The commission, headed by Democrat Erskine Bowles and former Republican Sen. Alan Simpson, postponed their deliberations during the final month of the mid-term election campaign, and will resume work shortly after the Nov. 2 election. 

The commission members are almost certain to leave untouched Medicare health insurance– a major contributor to the long term deficit — because the program already underwent significant cutbacks and revisions as part of the Affordable Care Act on health reform that Obama signed into law early this year.   

As for Social Security, an aide to the commission said that members are “looking at a longer term plan” that would address the program’s solvency beyond 2037, “but nothing for the short term because there wouldn’t be any need to do anything now.” For the first time in nearly 30 years, the retirement system will pay out more benefits than it receives in payroll taxes both this year and next,   but it will be decades before the retirement trust fund faces the threat of insolvency.

Medicare, Medicaid and the Children’s Health Insurance Program together account for 21 percent of the federal budget in 2010, or $753 billion. Social Security accounts for another 20 percent of the budget, or $708 billion.

But a broad range of other measures — cutting or freezing government spending and raising revenues through adjustments in popular tax breaks — are very much in play.  The Wall Street Journal reported yesterday that the commission will likely suggest cutting defense spending and freezing domestic programs – proposals already embraced by the Obama administration and many Republicans — and paring back a few important tax breaks.

The popular tax breaks the commission is likely to target include deductions on mortgage interest, child tax credits and the ability of employees to pay their portion of their health-insurance costs with pretax dollars, according to the Journal article. Commission officials are expected to look at preserving these breaks but at a lower level.

“There’s nobody working out specific proposals. There’s a consensus
that the problem is acute, it has to be addressed….Beyond that
there are no agreements and everything is on the table.”


Commission members and senior  staffers insisted Monday that no options have been ruled in or out and won’t be until after the election, when members,  including many currently serving in Congress, will have time to confer by phone or in person and begin to  assemble  a final package of proposals to submit to the White House and Congress.

“We’re still operating very much at 10,000 feet,” Sen. Judd Gregg, R-N.H., a key member of the commission, said in an interview Monday. “There’s nobody on the ground yet working out specific proposals. There’s a consensus that the problem is acute, it has to be addressed, and anything we do should be substantive and viewed as something that will have an impact on moving the deficit and the debt now. Beyond that there are no agreements and everything is on the table... to my knowledge.”

Bruce Reed, the staff director of the fiscal commission said, “The members are gone until after the election; no decisions have been made and we won’t know what the commission will do until they come back and decide.”

Page layout parsing data

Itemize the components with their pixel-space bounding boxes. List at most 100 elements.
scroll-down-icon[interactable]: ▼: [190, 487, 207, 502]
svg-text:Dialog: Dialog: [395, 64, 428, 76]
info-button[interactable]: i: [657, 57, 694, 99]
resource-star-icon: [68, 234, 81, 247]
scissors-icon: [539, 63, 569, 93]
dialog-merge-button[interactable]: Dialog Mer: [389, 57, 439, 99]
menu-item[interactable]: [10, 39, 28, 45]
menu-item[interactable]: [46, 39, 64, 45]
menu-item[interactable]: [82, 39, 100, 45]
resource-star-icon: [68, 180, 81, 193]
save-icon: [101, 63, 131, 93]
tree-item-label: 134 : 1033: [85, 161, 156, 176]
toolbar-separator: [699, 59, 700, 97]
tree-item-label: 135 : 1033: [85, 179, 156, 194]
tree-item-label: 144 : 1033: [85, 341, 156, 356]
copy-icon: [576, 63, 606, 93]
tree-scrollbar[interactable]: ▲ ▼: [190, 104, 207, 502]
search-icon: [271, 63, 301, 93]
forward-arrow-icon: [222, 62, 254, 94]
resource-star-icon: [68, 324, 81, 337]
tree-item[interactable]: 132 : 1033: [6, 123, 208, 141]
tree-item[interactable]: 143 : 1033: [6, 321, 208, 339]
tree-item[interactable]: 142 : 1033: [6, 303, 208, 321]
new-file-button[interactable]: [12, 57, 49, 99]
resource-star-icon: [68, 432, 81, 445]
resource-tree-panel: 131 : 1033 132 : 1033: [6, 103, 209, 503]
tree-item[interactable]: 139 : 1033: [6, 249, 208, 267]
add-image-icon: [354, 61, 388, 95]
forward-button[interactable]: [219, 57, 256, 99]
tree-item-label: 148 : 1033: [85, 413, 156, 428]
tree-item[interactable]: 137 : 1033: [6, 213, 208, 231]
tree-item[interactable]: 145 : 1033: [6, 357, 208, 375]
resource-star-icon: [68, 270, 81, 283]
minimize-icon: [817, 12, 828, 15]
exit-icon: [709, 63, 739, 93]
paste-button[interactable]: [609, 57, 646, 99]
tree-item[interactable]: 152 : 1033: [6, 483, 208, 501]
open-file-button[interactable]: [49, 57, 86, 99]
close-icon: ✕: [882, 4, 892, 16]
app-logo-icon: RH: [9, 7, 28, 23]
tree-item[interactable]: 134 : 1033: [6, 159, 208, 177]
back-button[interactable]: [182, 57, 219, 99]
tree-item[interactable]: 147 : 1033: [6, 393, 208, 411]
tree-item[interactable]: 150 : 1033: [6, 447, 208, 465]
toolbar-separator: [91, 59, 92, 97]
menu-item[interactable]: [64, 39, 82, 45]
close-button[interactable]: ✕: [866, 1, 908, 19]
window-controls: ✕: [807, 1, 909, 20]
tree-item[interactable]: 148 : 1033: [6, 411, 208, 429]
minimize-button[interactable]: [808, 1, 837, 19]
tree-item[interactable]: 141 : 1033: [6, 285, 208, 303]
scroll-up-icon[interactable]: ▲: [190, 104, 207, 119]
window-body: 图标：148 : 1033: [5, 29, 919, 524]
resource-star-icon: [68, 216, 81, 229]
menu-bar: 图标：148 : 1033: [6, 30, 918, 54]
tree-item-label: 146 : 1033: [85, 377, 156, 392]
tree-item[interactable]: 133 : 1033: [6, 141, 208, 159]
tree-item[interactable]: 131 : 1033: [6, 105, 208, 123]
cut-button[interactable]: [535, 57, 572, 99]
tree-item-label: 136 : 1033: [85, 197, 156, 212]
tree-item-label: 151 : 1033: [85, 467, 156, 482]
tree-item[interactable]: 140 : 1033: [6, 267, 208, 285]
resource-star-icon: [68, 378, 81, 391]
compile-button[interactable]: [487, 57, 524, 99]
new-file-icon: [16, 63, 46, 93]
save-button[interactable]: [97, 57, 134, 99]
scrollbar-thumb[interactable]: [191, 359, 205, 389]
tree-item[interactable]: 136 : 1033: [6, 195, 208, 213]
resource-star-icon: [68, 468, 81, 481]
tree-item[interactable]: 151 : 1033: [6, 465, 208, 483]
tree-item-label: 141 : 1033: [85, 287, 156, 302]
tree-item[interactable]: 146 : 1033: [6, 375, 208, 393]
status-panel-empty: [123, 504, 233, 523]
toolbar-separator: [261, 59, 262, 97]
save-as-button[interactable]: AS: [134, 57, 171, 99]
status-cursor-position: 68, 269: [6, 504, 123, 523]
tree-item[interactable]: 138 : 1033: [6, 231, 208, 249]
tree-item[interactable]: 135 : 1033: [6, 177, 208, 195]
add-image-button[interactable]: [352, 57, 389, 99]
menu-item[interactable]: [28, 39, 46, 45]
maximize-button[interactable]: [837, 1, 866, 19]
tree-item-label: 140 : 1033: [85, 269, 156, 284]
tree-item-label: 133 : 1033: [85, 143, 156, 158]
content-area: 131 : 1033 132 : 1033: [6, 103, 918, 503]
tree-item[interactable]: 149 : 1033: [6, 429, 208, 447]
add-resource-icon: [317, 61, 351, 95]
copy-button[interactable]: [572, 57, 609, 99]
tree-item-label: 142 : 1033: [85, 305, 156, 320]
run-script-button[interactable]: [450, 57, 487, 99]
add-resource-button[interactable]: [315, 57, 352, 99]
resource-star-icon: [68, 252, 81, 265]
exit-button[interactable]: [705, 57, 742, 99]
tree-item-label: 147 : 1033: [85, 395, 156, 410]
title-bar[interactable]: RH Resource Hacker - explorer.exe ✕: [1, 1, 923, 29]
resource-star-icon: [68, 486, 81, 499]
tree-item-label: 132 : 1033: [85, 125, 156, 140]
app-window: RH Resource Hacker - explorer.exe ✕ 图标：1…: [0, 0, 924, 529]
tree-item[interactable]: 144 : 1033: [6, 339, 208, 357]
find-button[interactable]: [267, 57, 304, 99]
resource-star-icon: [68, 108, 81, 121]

Exercise brief: Name every person mentioned by name in the article on the fiscal commission. Use only the article on the fiscal commission to answer.

Solution for this exercise: Erskine Bowles, Alan Simpson, Obama, Judd Gregg, Bruce Reed